TO DO =
Every entry below must appear again, exactly as written.

MATERIAL TO PROCESS =

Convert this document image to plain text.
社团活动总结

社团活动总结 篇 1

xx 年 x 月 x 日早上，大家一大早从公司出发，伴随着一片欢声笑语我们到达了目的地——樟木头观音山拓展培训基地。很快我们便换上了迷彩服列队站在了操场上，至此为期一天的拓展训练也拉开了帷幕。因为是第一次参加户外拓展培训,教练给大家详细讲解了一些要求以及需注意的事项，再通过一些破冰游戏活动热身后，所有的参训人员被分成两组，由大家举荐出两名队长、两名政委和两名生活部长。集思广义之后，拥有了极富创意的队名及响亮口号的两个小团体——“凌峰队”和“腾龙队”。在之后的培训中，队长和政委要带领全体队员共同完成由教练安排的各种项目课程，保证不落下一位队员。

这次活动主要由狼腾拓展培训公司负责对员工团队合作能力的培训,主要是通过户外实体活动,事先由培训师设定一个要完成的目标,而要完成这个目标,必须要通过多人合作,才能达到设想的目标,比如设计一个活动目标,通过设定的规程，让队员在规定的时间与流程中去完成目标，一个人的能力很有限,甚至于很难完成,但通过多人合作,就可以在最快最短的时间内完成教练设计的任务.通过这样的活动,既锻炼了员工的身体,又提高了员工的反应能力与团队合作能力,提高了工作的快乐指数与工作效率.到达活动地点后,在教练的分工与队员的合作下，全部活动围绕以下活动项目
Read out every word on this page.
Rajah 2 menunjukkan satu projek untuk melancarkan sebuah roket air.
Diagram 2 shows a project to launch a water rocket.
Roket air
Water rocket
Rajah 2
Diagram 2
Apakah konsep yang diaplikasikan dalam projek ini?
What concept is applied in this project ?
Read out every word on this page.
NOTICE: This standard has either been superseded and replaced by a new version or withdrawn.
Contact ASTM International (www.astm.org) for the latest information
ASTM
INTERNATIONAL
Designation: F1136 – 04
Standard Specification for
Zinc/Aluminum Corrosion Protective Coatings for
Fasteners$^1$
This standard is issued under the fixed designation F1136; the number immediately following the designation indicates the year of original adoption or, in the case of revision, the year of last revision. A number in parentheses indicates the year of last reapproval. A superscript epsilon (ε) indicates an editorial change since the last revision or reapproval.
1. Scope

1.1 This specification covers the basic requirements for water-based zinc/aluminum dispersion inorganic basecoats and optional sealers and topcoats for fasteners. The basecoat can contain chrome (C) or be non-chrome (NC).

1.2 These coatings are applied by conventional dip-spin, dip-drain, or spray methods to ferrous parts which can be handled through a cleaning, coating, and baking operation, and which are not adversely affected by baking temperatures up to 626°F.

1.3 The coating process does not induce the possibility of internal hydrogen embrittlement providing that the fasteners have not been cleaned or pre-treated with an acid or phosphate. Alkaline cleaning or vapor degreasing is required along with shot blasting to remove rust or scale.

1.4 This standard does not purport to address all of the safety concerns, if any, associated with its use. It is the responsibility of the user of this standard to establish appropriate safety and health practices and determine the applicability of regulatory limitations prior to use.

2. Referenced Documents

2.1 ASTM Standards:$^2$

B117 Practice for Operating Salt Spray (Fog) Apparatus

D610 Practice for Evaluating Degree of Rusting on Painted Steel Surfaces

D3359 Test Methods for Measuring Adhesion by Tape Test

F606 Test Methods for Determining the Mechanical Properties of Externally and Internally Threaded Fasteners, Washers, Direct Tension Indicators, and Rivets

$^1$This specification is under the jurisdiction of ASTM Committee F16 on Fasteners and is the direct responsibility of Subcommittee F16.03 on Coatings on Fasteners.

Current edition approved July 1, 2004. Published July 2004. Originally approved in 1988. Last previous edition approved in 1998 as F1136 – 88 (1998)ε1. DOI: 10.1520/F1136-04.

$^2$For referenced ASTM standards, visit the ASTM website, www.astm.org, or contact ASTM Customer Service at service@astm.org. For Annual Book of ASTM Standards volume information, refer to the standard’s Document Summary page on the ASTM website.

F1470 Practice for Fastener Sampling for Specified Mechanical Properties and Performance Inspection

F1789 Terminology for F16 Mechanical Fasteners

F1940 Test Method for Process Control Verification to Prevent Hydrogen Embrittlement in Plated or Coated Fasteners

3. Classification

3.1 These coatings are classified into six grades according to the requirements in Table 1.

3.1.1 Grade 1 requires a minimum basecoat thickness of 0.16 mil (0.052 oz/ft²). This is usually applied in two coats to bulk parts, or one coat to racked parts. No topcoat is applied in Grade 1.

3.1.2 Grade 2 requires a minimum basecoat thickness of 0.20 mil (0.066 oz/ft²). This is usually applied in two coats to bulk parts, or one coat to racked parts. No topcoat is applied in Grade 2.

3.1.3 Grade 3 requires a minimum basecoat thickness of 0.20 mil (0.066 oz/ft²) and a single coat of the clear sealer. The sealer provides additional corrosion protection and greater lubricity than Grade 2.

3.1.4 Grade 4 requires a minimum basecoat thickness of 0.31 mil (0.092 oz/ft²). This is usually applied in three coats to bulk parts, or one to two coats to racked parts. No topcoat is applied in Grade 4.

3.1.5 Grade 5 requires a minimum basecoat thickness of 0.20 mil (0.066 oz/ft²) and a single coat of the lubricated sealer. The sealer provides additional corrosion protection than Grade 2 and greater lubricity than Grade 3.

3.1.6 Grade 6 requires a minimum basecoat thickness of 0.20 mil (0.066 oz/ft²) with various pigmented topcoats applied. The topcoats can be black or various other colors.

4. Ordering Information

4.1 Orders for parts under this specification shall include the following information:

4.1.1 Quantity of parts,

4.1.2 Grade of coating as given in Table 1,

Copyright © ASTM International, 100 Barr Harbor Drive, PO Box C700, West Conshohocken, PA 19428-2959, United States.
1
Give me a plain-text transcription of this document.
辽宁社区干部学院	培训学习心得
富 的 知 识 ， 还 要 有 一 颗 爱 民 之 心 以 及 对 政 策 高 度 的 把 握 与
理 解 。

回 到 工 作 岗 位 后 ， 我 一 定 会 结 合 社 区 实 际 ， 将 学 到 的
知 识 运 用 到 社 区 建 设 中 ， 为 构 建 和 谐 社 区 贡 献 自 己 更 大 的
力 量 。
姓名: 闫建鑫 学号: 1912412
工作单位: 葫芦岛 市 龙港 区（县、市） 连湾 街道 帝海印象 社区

RESULT FOR THIS EXERCISE =
Convert this document image to plain text.
社团活动总结

社团活动总结 篇 1

xx 年 x 月 x 日早上，大家一大早从公司出发，伴随着一片欢声笑语我们到达了目的地——樟木头观音山拓展培训基地。很快我们便换上了迷彩服列队站在了操场上，至此为期一天的拓展训练也拉开了帷幕。因为是第一次参加户外拓展培训,教练给大家详细讲解了一些要求以及需注意的事项，再通过一些破冰游戏活动热身后，所有的参训人员被分成两组，由大家举荐出两名队长、两名政委和两名生活部长。集思广义之后，拥有了极富创意的队名及响亮口号的两个小团体——“凌峰队”和“腾龙队”。在之后的培训中，队长和政委要带领全体队员共同完成由教练安排的各种项目课程，保证不落下一位队员。

这次活动主要由狼腾拓展培训公司负责对员工团队合作能力的培训,主要是通过户外实体活动,事先由培训师设定一个要完成的目标,而要完成这个目标,必须要通过多人合作,才能达到设想的目标,比如设计一个活动目标,通过设定的规程，让队员在规定的时间与流程中去完成目标，一个人的能力很有限,甚至于很难完成,但通过多人合作,就可以在最快最短的时间内完成教练设计的任务.通过这样的活动,既锻炼了员工的身体,又提高了员工的反应能力与团队合作能力,提高了工作的快乐指数与工作效率.到达活动地点后,在教练的分工与队员的合作下，全部活动围绕以下活动项目
Read out every word on this page.
Rajah 2 menunjukkan satu projek untuk melancarkan sebuah roket air.
Diagram 2 shows a project to launch a water rocket.
Roket air
Water rocket
Rajah 2
Diagram 2
Apakah konsep yang diaplikasikan dalam projek ini?
What concept is applied in this project ?
Read out every word on this page.
NOTICE: This standard has either been superseded and replaced by a new version or withdrawn.
Contact ASTM International (www.astm.org) for the latest information
ASTM
INTERNATIONAL
Designation: F1136 – 04
Standard Specification for
Zinc/Aluminum Corrosion Protective Coatings for
Fasteners$^1$
This standard is issued under the fixed designation F1136; the number immediately following the designation indicates the year of original adoption or, in the case of revision, the year of last revision. A number in parentheses indicates the year of last reapproval. A superscript epsilon (ε) indicates an editorial change since the last revision or reapproval.
1. Scope

1.1 This specification covers the basic requirements for water-based zinc/aluminum dispersion inorganic basecoats and optional sealers and topcoats for fasteners. The basecoat can contain chrome (C) or be non-chrome (NC).

1.2 These coatings are applied by conventional dip-spin, dip-drain, or spray methods to ferrous parts which can be handled through a cleaning, coating, and baking operation, and which are not adversely affected by baking temperatures up to 626°F.

1.3 The coating process does not induce the possibility of internal hydrogen embrittlement providing that the fasteners have not been cleaned or pre-treated with an acid or phosphate. Alkaline cleaning or vapor degreasing is required along with shot blasting to remove rust or scale.

1.4 This standard does not purport to address all of the safety concerns, if any, associated with its use. It is the responsibility of the user of this standard to establish appropriate safety and health practices and determine the applicability of regulatory limitations prior to use.

2. Referenced Documents

2.1 ASTM Standards:$^2$

B117 Practice for Operating Salt Spray (Fog) Apparatus

D610 Practice for Evaluating Degree of Rusting on Painted Steel Surfaces

D3359 Test Methods for Measuring Adhesion by Tape Test

F606 Test Methods for Determining the Mechanical Properties of Externally and Internally Threaded Fasteners, Washers, Direct Tension Indicators, and Rivets

$^1$This specification is under the jurisdiction of ASTM Committee F16 on Fasteners and is the direct responsibility of Subcommittee F16.03 on Coatings on Fasteners.

Current edition approved July 1, 2004. Published July 2004. Originally approved in 1988. Last previous edition approved in 1998 as F1136 – 88 (1998)ε1. DOI: 10.1520/F1136-04.

$^2$For referenced ASTM standards, visit the ASTM website, www.astm.org, or contact ASTM Customer Service at service@astm.org. For Annual Book of ASTM Standards volume information, refer to the standard’s Document Summary page on the ASTM website.

F1470 Practice for Fastener Sampling for Specified Mechanical Properties and Performance Inspection

F1789 Terminology for F16 Mechanical Fasteners

F1940 Test Method for Process Control Verification to Prevent Hydrogen Embrittlement in Plated or Coated Fasteners

3. Classification

3.1 These coatings are classified into six grades according to the requirements in Table 1.

3.1.1 Grade 1 requires a minimum basecoat thickness of 0.16 mil (0.052 oz/ft²). This is usually applied in two coats to bulk parts, or one coat to racked parts. No topcoat is applied in Grade 1.

3.1.2 Grade 2 requires a minimum basecoat thickness of 0.20 mil (0.066 oz/ft²). This is usually applied in two coats to bulk parts, or one coat to racked parts. No topcoat is applied in Grade 2.

3.1.3 Grade 3 requires a minimum basecoat thickness of 0.20 mil (0.066 oz/ft²) and a single coat of the clear sealer. The sealer provides additional corrosion protection and greater lubricity than Grade 2.

3.1.4 Grade 4 requires a minimum basecoat thickness of 0.31 mil (0.092 oz/ft²). This is usually applied in three coats to bulk parts, or one to two coats to racked parts. No topcoat is applied in Grade 4.

3.1.5 Grade 5 requires a minimum basecoat thickness of 0.20 mil (0.066 oz/ft²) and a single coat of the lubricated sealer. The sealer provides additional corrosion protection than Grade 2 and greater lubricity than Grade 3.

3.1.6 Grade 6 requires a minimum basecoat thickness of 0.20 mil (0.066 oz/ft²) with various pigmented topcoats applied. The topcoats can be black or various other colors.

4. Ordering Information

4.1 Orders for parts under this specification shall include the following information:

4.1.1 Quantity of parts,

4.1.2 Grade of coating as given in Table 1,

Copyright © ASTM International, 100 Barr Harbor Drive, PO Box C700, West Conshohocken, PA 19428-2959, United States.
1
Give me a plain-text transcription of this document.
辽宁社区干部学院	培训学习心得
富 的 知 识 ， 还 要 有 一 颗 爱 民 之 心 以 及 对 政 策 高 度 的 把 握 与
理 解 。

回 到 工 作 岗 位 后 ， 我 一 定 会 结 合 社 区 实 际 ， 将 学 到 的
知 识 运 用 到 社 区 建 设 中 ， 为 构 建 和 谐 社 区 贡 献 自 己 更 大 的
力 量 。
姓名: 闫建鑫 学号: 1912412
工作单位: 葫芦岛 市 龙港 区（县、市） 连湾 街道 帝海印象 社区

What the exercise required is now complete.